# Exercise prompt
Extract each line from the entries below that contains the string "bottom".

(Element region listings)
- - - -

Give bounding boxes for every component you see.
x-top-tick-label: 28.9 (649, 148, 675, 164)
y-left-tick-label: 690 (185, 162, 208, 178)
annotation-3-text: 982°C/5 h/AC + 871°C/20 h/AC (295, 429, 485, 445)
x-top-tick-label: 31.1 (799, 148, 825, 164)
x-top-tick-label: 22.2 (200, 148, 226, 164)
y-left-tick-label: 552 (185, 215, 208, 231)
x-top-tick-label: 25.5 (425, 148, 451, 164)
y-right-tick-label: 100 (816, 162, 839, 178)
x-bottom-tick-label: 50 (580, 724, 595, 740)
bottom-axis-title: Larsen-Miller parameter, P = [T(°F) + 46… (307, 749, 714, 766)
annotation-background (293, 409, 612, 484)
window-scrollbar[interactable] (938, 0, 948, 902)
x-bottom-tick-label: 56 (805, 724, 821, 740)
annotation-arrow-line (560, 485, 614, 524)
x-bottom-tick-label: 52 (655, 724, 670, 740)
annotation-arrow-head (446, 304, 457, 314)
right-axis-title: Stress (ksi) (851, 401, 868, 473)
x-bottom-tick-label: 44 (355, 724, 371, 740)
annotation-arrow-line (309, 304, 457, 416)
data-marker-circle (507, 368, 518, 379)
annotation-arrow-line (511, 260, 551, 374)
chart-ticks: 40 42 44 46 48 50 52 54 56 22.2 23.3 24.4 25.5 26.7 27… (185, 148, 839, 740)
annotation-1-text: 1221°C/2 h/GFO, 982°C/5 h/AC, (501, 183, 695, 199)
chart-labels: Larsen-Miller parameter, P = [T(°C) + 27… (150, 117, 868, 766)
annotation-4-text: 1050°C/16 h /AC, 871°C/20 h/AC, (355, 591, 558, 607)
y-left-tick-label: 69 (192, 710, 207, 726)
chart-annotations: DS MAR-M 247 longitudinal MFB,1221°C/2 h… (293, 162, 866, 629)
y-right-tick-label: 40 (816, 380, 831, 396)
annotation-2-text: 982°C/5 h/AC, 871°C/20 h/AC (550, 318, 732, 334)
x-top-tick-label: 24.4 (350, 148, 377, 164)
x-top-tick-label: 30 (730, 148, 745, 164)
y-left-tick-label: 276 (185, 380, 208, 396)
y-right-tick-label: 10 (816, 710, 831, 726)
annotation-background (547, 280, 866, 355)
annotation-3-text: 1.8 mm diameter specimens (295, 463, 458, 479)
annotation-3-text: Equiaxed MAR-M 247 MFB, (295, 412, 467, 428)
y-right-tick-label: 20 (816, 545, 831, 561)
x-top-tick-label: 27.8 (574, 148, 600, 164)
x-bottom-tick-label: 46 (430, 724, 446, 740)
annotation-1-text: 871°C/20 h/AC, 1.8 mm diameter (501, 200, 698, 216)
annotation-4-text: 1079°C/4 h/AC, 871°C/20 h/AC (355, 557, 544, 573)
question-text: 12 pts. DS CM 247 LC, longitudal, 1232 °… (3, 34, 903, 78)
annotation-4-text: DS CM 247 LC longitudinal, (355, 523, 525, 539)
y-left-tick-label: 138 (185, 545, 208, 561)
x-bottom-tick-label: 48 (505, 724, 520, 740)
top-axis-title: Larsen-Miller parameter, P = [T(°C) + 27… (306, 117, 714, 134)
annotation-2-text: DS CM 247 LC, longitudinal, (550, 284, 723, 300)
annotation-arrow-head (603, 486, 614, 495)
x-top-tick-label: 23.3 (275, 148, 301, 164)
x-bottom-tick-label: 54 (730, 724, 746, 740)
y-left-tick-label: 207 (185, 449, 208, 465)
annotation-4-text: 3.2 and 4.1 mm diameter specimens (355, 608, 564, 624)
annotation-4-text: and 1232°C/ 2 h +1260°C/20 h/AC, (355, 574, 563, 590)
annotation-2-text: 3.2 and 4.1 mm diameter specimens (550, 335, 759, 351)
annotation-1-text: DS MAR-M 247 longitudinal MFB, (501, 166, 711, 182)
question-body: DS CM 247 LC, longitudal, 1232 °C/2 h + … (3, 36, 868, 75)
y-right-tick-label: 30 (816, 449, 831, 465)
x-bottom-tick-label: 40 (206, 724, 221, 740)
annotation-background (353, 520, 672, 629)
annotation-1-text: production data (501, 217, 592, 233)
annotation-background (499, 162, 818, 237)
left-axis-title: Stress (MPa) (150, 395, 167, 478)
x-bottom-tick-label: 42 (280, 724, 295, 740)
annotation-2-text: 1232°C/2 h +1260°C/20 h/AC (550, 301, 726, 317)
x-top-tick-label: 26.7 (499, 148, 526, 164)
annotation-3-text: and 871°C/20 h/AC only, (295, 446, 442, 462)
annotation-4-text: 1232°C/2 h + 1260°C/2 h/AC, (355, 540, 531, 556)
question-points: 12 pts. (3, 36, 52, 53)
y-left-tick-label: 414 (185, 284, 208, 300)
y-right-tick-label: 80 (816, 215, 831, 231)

- - - -

# Task result
x-bottom-tick-label: 50 (580, 724, 595, 740)
bottom-axis-title: Larsen-Miller parameter, P = [T(°F) + 46… (307, 749, 714, 766)
x-bottom-tick-label: 56 (805, 724, 821, 740)
x-bottom-tick-label: 52 (655, 724, 670, 740)
x-bottom-tick-label: 44 (355, 724, 371, 740)
x-bottom-tick-label: 46 (430, 724, 446, 740)
x-bottom-tick-label: 48 (505, 724, 520, 740)
x-bottom-tick-label: 54 (730, 724, 746, 740)
x-bottom-tick-label: 40 (206, 724, 221, 740)
x-bottom-tick-label: 42 (280, 724, 295, 740)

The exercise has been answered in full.